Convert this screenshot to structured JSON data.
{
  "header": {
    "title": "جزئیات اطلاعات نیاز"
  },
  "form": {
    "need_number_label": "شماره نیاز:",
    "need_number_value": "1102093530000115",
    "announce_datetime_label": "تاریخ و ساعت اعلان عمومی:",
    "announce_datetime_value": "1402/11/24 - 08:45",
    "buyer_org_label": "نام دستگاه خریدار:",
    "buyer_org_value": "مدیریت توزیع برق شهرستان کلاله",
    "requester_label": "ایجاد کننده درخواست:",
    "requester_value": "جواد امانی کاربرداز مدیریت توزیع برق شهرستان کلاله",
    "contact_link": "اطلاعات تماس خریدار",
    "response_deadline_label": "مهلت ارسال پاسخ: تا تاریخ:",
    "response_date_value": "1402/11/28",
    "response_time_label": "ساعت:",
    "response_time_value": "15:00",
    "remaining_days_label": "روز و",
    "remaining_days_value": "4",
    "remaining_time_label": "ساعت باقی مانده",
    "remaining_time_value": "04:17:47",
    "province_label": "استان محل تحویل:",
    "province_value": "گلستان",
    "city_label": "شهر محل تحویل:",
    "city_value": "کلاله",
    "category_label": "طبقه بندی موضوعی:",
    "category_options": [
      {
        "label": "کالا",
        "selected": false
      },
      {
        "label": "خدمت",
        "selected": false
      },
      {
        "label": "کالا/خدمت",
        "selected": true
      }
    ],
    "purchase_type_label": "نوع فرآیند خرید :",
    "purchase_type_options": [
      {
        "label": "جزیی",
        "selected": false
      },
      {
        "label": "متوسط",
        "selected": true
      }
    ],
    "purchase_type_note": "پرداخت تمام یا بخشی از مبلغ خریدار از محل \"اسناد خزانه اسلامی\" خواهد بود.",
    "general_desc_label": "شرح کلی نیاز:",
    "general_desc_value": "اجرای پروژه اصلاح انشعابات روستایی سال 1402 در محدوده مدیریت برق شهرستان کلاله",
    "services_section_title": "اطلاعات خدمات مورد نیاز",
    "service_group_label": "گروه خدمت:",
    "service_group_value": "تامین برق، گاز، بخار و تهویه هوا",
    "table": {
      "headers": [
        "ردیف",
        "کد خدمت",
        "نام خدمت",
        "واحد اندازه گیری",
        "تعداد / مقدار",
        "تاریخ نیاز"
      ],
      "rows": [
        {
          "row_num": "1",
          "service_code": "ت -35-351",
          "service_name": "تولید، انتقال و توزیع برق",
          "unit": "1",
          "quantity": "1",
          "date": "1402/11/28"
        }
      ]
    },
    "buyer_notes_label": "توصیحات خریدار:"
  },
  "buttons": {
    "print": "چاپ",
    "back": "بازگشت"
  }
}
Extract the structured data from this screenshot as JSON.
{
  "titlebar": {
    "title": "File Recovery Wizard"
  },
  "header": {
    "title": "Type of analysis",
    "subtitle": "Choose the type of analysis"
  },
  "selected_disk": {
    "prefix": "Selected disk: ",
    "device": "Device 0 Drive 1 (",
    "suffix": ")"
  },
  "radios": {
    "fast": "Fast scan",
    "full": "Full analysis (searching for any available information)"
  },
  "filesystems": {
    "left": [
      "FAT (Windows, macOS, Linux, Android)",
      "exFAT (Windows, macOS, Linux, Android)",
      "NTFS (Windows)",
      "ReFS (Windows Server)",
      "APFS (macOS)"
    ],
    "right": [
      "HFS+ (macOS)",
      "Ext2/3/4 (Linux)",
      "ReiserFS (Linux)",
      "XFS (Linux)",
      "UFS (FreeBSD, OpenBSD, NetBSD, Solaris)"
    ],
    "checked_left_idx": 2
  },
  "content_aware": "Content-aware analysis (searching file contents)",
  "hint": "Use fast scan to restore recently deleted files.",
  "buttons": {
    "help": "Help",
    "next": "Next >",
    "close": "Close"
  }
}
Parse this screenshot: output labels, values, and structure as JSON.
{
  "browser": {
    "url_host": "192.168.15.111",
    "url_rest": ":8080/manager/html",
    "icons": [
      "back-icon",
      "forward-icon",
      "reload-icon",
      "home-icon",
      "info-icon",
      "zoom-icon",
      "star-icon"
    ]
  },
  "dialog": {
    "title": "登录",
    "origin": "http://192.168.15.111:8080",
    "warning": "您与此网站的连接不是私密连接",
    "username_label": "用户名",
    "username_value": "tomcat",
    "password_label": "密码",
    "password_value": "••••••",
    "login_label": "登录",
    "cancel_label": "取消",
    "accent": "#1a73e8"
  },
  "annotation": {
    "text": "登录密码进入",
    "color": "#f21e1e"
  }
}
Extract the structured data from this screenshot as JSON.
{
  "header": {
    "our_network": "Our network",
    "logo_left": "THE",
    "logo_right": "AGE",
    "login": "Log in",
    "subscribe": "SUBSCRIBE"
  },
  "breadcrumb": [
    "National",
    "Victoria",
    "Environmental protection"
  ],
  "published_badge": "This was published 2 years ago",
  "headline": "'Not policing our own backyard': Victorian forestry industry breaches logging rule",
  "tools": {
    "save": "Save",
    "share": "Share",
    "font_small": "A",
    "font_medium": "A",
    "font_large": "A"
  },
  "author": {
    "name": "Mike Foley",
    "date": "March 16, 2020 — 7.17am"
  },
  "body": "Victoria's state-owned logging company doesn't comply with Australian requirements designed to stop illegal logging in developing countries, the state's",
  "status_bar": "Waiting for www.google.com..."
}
++++++
*Task directions*.
Find every line in the records that contains the word "خدمت"; copy those lines.

*Task solution*.
        "label": "خدمت",
        "label": "کالا/خدمت",
    "service_group_label": "گروه خدمت:",
        "کد خدمت",
        "نام خدمت",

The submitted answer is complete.